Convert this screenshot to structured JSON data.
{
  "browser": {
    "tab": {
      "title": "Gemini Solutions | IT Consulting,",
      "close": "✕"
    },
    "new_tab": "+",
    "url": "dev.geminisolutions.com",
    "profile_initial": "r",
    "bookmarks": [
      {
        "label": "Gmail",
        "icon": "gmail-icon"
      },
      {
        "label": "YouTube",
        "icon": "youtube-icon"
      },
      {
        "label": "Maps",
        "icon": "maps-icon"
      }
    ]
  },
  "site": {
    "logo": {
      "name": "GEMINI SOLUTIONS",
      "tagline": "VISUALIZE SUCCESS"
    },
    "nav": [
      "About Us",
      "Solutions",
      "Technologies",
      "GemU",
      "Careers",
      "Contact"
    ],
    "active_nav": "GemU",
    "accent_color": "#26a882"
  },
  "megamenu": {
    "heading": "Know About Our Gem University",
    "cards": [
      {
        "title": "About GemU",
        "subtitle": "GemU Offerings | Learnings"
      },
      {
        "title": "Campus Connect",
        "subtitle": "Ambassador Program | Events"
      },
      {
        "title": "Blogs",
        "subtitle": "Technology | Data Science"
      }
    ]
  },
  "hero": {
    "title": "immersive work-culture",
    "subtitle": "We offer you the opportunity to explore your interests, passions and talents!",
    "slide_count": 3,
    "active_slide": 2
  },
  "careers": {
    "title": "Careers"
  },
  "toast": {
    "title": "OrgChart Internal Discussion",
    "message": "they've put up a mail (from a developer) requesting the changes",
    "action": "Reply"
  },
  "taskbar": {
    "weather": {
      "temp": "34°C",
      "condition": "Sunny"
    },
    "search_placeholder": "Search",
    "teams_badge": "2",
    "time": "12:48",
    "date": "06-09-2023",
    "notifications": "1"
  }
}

━━━

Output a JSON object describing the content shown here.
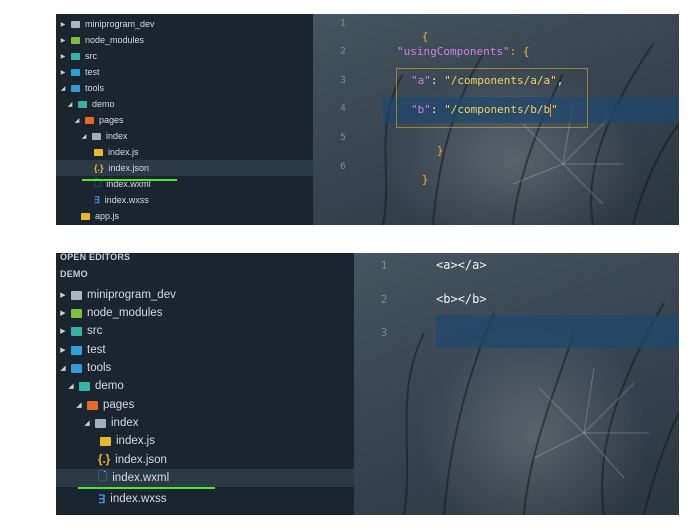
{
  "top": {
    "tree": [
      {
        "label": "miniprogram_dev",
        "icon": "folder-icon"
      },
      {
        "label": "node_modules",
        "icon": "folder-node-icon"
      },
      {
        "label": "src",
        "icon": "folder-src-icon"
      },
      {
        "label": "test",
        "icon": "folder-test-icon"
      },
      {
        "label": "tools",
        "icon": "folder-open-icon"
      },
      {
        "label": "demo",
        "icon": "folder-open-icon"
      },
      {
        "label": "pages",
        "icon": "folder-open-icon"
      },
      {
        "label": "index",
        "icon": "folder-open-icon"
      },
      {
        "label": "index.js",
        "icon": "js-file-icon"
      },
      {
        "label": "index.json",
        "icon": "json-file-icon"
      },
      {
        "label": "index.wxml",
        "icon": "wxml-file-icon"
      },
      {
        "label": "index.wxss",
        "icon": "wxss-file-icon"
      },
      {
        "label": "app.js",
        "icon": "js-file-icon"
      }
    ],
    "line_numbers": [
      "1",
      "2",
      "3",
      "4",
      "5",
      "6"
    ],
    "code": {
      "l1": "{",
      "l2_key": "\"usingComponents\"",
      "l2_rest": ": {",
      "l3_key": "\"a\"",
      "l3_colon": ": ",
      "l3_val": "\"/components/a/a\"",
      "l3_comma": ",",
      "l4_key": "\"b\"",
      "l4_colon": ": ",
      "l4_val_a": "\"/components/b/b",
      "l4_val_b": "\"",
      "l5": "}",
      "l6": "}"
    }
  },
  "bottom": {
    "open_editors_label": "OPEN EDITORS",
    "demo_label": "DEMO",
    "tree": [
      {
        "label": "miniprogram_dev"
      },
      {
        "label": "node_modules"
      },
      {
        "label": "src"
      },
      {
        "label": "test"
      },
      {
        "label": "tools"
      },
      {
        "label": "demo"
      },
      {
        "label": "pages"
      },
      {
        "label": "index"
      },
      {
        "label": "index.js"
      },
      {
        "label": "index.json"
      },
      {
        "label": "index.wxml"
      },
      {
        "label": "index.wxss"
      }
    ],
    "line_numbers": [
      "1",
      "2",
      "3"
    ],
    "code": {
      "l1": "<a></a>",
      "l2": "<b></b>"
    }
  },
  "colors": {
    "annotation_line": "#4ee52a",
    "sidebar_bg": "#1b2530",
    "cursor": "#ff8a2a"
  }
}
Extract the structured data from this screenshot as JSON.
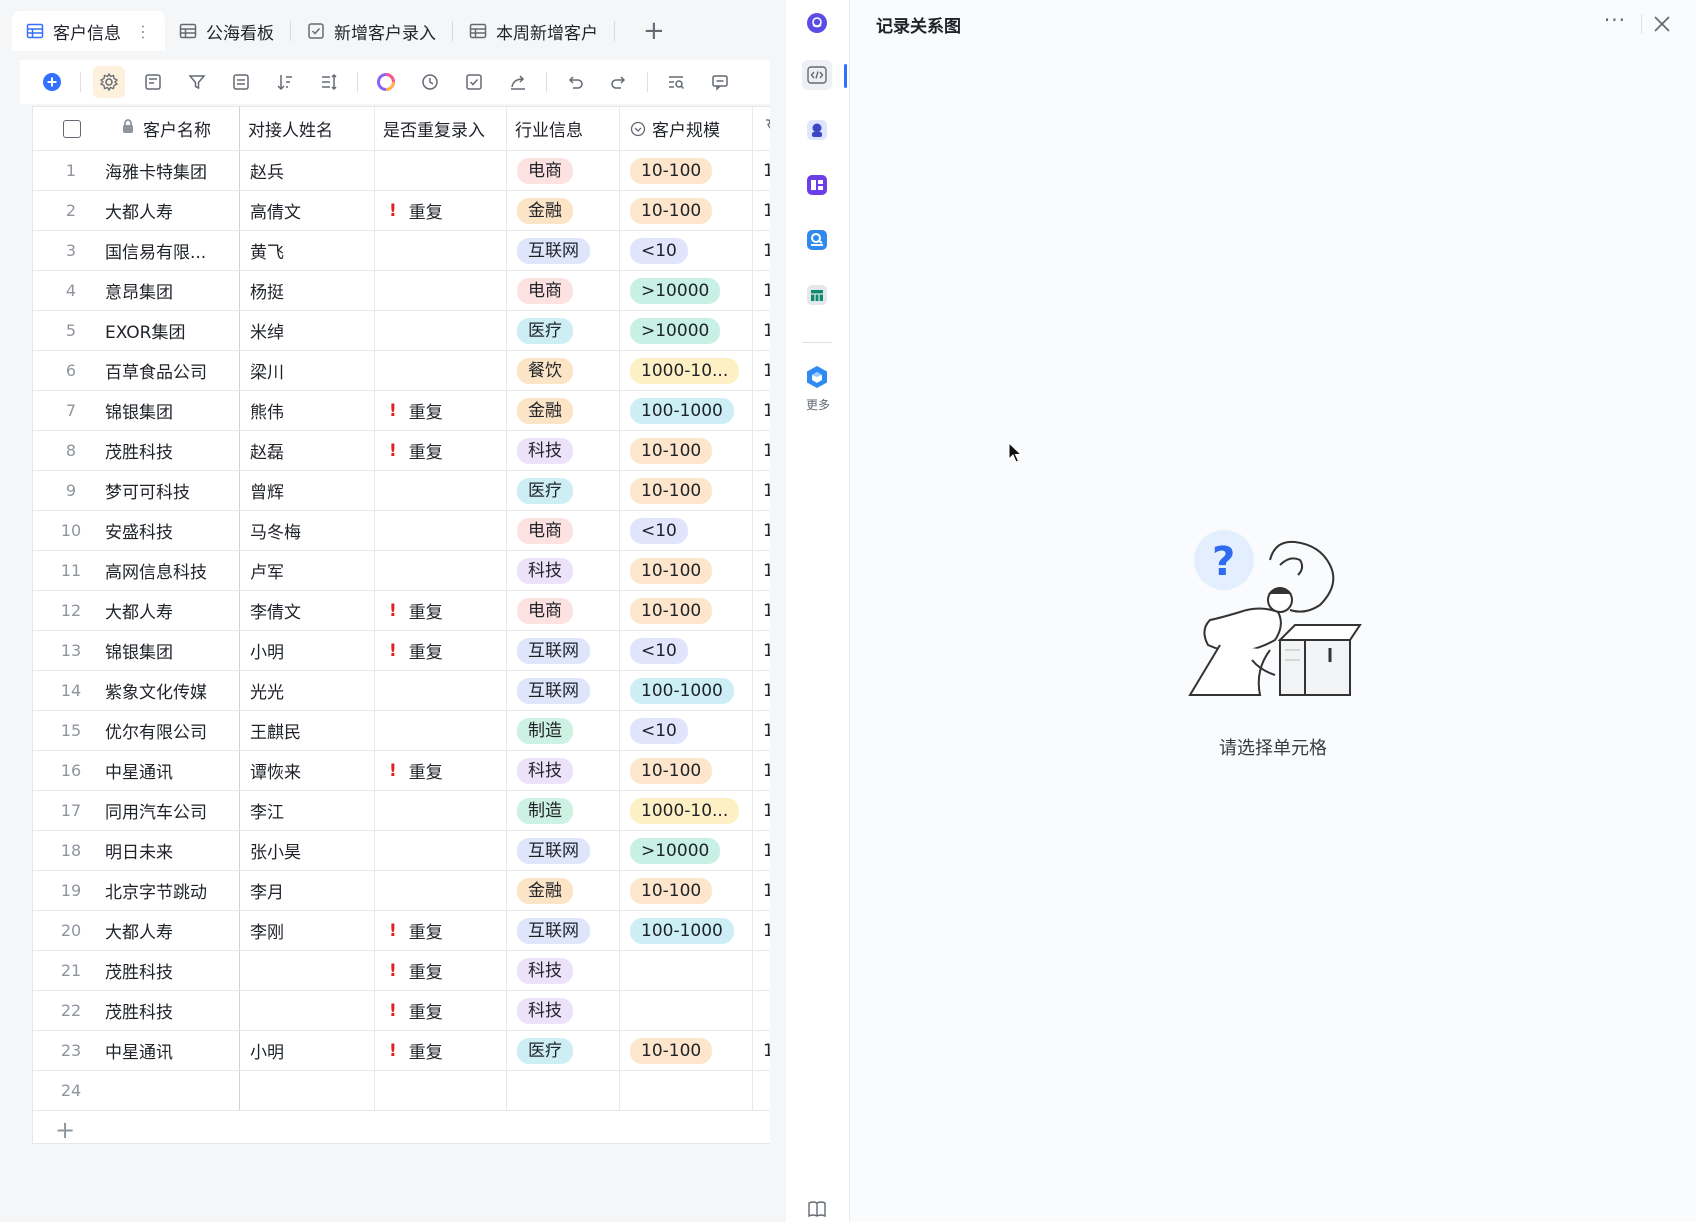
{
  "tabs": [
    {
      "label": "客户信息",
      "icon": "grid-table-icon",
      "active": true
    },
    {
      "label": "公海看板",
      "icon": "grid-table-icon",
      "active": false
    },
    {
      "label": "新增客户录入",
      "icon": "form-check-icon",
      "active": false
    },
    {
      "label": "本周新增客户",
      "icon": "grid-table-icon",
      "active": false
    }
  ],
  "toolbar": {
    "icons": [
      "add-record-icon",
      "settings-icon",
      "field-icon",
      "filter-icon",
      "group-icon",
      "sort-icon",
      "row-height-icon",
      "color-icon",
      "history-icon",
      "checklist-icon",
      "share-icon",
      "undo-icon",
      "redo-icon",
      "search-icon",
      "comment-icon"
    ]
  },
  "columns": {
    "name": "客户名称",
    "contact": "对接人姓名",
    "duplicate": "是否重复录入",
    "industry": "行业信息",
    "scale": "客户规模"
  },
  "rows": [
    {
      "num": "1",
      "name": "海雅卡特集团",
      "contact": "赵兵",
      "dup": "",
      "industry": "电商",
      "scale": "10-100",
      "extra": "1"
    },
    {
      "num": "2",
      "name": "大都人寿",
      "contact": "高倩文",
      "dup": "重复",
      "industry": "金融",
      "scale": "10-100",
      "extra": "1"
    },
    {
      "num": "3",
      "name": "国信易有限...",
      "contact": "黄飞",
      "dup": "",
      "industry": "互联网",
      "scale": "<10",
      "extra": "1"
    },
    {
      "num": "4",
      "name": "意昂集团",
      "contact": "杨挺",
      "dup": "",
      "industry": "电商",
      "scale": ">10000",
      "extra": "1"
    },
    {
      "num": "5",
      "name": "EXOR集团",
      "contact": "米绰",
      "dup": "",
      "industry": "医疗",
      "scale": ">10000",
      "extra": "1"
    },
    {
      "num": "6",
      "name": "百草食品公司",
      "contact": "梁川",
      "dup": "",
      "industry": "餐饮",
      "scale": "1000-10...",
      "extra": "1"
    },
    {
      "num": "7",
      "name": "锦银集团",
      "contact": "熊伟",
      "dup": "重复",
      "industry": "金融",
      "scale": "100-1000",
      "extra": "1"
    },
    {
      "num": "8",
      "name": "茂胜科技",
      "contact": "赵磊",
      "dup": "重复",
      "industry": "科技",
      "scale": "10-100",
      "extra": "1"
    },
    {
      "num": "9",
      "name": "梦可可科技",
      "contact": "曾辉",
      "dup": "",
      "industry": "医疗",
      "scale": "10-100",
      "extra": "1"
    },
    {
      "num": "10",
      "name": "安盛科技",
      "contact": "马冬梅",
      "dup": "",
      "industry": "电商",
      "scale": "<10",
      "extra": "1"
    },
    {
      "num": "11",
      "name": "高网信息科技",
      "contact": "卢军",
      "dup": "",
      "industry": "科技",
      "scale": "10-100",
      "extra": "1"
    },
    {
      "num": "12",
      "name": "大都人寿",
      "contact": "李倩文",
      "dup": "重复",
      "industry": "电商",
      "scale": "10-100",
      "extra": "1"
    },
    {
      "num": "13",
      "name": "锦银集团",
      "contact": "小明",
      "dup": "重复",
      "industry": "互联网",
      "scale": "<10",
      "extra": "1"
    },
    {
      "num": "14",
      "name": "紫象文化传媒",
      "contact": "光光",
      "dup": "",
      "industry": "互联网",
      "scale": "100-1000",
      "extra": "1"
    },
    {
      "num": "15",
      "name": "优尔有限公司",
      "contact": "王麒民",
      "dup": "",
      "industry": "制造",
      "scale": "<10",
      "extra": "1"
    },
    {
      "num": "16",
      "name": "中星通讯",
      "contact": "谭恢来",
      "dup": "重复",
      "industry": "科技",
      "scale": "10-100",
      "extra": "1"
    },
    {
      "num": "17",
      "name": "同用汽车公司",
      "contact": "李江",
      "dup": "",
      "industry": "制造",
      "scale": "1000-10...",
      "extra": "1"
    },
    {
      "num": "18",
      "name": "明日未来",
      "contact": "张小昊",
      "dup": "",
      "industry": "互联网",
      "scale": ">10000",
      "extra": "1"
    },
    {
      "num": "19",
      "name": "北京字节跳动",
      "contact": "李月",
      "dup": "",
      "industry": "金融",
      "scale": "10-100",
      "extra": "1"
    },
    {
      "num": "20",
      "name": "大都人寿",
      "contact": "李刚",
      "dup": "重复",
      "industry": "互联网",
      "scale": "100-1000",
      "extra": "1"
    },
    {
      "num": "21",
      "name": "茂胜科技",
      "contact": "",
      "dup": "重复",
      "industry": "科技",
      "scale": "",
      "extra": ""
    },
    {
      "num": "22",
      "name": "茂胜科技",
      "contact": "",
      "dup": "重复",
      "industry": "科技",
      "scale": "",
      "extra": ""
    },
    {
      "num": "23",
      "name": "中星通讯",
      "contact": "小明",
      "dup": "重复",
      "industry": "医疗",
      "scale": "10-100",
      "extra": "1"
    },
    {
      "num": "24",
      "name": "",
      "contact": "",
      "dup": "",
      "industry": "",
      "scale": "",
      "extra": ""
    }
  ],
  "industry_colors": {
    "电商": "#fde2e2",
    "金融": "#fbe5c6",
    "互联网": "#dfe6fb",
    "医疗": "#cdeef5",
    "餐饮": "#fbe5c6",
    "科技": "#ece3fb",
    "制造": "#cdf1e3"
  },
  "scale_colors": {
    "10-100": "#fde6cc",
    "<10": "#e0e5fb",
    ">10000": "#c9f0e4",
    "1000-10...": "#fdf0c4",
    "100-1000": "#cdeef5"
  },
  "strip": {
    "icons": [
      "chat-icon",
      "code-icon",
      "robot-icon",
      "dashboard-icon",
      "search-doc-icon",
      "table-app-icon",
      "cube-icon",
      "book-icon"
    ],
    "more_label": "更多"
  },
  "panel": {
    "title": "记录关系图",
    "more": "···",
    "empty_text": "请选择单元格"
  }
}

━━━

*DIRECTIONS*: Using the entries above, return each line that includes the word "this".

*TASK ANSWER*:
Convert this screenshot to structured JSON data.
Extract the structured data from this screenshot as JSON.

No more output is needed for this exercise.